═════ MATERIAL SHOWN
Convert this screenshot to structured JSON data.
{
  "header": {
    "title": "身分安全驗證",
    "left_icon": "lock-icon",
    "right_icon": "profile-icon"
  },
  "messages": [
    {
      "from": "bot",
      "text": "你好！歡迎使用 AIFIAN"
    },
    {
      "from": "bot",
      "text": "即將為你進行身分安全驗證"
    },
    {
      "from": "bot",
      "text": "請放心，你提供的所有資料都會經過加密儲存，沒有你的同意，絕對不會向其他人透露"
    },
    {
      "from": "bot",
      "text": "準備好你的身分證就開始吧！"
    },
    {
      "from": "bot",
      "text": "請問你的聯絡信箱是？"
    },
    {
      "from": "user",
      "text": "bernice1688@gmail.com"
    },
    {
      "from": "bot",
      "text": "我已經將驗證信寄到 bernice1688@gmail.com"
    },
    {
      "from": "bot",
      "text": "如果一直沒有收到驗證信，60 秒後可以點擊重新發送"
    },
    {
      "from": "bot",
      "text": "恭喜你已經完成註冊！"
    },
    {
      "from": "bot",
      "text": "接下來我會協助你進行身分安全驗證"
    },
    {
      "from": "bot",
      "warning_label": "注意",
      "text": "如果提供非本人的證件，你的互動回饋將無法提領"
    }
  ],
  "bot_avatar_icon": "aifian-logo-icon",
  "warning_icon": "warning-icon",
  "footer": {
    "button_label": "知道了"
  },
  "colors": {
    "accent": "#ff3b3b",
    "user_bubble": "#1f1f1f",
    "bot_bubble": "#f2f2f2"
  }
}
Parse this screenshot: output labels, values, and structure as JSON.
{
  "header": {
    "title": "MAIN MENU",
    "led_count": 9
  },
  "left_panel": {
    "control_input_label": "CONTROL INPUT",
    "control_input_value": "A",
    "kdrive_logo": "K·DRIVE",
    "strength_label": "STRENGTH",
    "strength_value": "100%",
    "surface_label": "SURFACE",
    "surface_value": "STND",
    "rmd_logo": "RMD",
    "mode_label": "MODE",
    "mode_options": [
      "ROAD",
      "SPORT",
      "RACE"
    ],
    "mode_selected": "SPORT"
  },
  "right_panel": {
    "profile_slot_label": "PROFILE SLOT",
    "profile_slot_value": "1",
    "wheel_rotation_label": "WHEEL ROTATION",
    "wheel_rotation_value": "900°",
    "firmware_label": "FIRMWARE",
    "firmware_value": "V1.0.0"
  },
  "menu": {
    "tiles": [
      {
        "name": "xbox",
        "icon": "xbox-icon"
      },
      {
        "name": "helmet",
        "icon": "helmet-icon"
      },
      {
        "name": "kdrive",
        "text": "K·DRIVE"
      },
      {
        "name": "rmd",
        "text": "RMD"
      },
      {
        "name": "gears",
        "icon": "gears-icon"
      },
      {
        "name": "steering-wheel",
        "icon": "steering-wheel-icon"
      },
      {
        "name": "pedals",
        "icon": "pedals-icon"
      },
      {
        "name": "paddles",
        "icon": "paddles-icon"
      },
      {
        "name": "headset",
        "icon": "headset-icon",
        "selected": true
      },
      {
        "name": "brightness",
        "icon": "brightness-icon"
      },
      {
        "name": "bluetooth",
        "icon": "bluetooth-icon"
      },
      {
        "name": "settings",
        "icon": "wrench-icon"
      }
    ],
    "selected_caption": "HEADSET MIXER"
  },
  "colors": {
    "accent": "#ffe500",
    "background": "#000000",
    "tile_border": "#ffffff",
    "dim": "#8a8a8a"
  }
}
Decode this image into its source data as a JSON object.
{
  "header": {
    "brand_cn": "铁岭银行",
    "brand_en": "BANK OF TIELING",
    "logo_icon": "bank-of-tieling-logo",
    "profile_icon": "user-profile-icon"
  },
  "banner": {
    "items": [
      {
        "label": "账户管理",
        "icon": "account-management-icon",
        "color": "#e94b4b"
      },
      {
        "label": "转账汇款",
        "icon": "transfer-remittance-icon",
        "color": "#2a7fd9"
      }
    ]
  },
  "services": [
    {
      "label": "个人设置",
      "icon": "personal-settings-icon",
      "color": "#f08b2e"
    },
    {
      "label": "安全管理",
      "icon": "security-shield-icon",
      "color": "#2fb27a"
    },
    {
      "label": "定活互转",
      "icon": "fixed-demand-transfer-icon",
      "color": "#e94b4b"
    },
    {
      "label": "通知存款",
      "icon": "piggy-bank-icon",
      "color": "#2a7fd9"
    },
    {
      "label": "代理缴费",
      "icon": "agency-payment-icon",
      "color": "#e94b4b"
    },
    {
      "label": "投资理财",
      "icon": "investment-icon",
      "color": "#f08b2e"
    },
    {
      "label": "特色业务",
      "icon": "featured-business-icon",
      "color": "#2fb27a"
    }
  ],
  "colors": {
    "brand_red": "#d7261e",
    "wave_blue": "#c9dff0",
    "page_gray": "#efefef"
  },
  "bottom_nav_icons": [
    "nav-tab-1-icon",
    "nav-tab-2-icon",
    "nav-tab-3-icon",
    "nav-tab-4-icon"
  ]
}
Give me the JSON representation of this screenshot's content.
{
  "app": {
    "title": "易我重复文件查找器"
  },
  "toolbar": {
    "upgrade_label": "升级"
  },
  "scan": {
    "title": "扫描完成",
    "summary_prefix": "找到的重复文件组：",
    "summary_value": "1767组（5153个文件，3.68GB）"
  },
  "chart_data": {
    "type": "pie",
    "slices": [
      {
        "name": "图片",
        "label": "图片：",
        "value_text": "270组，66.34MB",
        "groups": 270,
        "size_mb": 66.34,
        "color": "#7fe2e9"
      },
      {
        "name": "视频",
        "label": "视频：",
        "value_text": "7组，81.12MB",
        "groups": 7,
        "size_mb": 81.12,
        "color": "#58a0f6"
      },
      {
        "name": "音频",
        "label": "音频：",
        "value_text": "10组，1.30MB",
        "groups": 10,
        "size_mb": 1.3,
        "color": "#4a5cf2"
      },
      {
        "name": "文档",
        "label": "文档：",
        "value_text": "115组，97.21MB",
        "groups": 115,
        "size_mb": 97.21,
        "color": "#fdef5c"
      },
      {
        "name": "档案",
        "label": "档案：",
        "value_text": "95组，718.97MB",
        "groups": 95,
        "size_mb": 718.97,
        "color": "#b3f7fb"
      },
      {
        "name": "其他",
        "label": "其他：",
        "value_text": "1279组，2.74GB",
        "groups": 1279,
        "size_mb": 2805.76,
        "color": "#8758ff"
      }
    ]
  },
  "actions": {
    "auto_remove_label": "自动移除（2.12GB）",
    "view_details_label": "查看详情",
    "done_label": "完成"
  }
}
══════════
▶ _EXERCISE GOAL_
All entries shown above should be printed again exactly.

▶ _TASK RESULT_
Convert this screenshot to structured JSON data.
{
  "header": {
    "title": "身分安全驗證",
    "left_icon": "lock-icon",
    "right_icon": "profile-icon"
  },
  "messages": [
    {
      "from": "bot",
      "text": "你好！歡迎使用 AIFIAN"
    },
    {
      "from": "bot",
      "text": "即將為你進行身分安全驗證"
    },
    {
      "from": "bot",
      "text": "請放心，你提供的所有資料都會經過加密儲存，沒有你的同意，絕對不會向其他人透露"
    },
    {
      "from": "bot",
      "text": "準備好你的身分證就開始吧！"
    },
    {
      "from": "bot",
      "text": "請問你的聯絡信箱是？"
    },
    {
      "from": "user",
      "text": "bernice1688@gmail.com"
    },
    {
      "from": "bot",
      "text": "我已經將驗證信寄到 bernice1688@gmail.com"
    },
    {
      "from": "bot",
      "text": "如果一直沒有收到驗證信，60 秒後可以點擊重新發送"
    },
    {
      "from": "bot",
      "text": "恭喜你已經完成註冊！"
    },
    {
      "from": "bot",
      "text": "接下來我會協助你進行身分安全驗證"
    },
    {
      "from": "bot",
      "warning_label": "注意",
      "text": "如果提供非本人的證件，你的互動回饋將無法提領"
    }
  ],
  "bot_avatar_icon": "aifian-logo-icon",
  "warning_icon": "warning-icon",
  "footer": {
    "button_label": "知道了"
  },
  "colors": {
    "accent": "#ff3b3b",
    "user_bubble": "#1f1f1f",
    "bot_bubble": "#f2f2f2"
  }
}
Parse this screenshot: output labels, values, and structure as JSON.
{
  "header": {
    "title": "MAIN MENU",
    "led_count": 9
  },
  "left_panel": {
    "control_input_label": "CONTROL INPUT",
    "control_input_value": "A",
    "kdrive_logo": "K·DRIVE",
    "strength_label": "STRENGTH",
    "strength_value": "100%",
    "surface_label": "SURFACE",
    "surface_value": "STND",
    "rmd_logo": "RMD",
    "mode_label": "MODE",
    "mode_options": [
      "ROAD",
      "SPORT",
      "RACE"
    ],
    "mode_selected": "SPORT"
  },
  "right_panel": {
    "profile_slot_label": "PROFILE SLOT",
    "profile_slot_value": "1",
    "wheel_rotation_label": "WHEEL ROTATION",
    "wheel_rotation_value": "900°",
    "firmware_label": "FIRMWARE",
    "firmware_value": "V1.0.0"
  },
  "menu": {
    "tiles": [
      {
        "name": "xbox",
        "icon": "xbox-icon"
      },
      {
        "name": "helmet",
        "icon": "helmet-icon"
      },
      {
        "name": "kdrive",
        "text": "K·DRIVE"
      },
      {
        "name": "rmd",
        "text": "RMD"
      },
      {
        "name": "gears",
        "icon": "gears-icon"
      },
      {
        "name": "steering-wheel",
        "icon": "steering-wheel-icon"
      },
      {
        "name": "pedals",
        "icon": "pedals-icon"
      },
      {
        "name": "paddles",
        "icon": "paddles-icon"
      },
      {
        "name": "headset",
        "icon": "headset-icon",
        "selected": true
      },
      {
        "name": "brightness",
        "icon": "brightness-icon"
      },
      {
        "name": "bluetooth",
        "icon": "bluetooth-icon"
      },
      {
        "name": "settings",
        "icon": "wrench-icon"
      }
    ],
    "selected_caption": "HEADSET MIXER"
  },
  "colors": {
    "accent": "#ffe500",
    "background": "#000000",
    "tile_border": "#ffffff",
    "dim": "#8a8a8a"
  }
}
Decode this image into its source data as a JSON object.
{
  "header": {
    "brand_cn": "铁岭银行",
    "brand_en": "BANK OF TIELING",
    "logo_icon": "bank-of-tieling-logo",
    "profile_icon": "user-profile-icon"
  },
  "banner": {
    "items": [
      {
        "label": "账户管理",
        "icon": "account-management-icon",
        "color": "#e94b4b"
      },
      {
        "label": "转账汇款",
        "icon": "transfer-remittance-icon",
        "color": "#2a7fd9"
      }
    ]
  },
  "services": [
    {
      "label": "个人设置",
      "icon": "personal-settings-icon",
      "color": "#f08b2e"
    },
    {
      "label": "安全管理",
      "icon": "security-shield-icon",
      "color": "#2fb27a"
    },
    {
      "label": "定活互转",
      "icon": "fixed-demand-transfer-icon",
      "color": "#e94b4b"
    },
    {
      "label": "通知存款",
      "icon": "piggy-bank-icon",
      "color": "#2a7fd9"
    },
    {
      "label": "代理缴费",
      "icon": "agency-payment-icon",
      "color": "#e94b4b"
    },
    {
      "label": "投资理财",
      "icon": "investment-icon",
      "color": "#f08b2e"
    },
    {
      "label": "特色业务",
      "icon": "featured-business-icon",
      "color": "#2fb27a"
    }
  ],
  "colors": {
    "brand_red": "#d7261e",
    "wave_blue": "#c9dff0",
    "page_gray": "#efefef"
  },
  "bottom_nav_icons": [
    "nav-tab-1-icon",
    "nav-tab-2-icon",
    "nav-tab-3-icon",
    "nav-tab-4-icon"
  ]
}
Give me the JSON representation of this screenshot's content.
{
  "app": {
    "title": "易我重复文件查找器"
  },
  "toolbar": {
    "upgrade_label": "升级"
  },
  "scan": {
    "title": "扫描完成",
    "summary_prefix": "找到的重复文件组：",
    "summary_value": "1767组（5153个文件，3.68GB）"
  },
  "chart_data": {
    "type": "pie",
    "slices": [
      {
        "name": "图片",
        "label": "图片：",
        "value_text": "270组，66.34MB",
        "groups": 270,
        "size_mb": 66.34,
        "color": "#7fe2e9"
      },
      {
        "name": "视频",
        "label": "视频：",
        "value_text": "7组，81.12MB",
        "groups": 7,
        "size_mb": 81.12,
        "color": "#58a0f6"
      },
      {
        "name": "音频",
        "label": "音频：",
        "value_text": "10组，1.30MB",
        "groups": 10,
        "size_mb": 1.3,
        "color": "#4a5cf2"
      },
      {
        "name": "文档",
        "label": "文档：",
        "value_text": "115组，97.21MB",
        "groups": 115,
        "size_mb": 97.21,
        "color": "#fdef5c"
      },
      {
        "name": "档案",
        "label": "档案：",
        "value_text": "95组，718.97MB",
        "groups": 95,
        "size_mb": 718.97,
        "color": "#b3f7fb"
      },
      {
        "name": "其他",
        "label": "其他：",
        "value_text": "1279组，2.74GB",
        "groups": 1279,
        "size_mb": 2805.76,
        "color": "#8758ff"
      }
    ]
  },
  "actions": {
    "auto_remove_label": "自动移除（2.12GB）",
    "view_details_label": "查看详情",
    "done_label": "完成"
  }
}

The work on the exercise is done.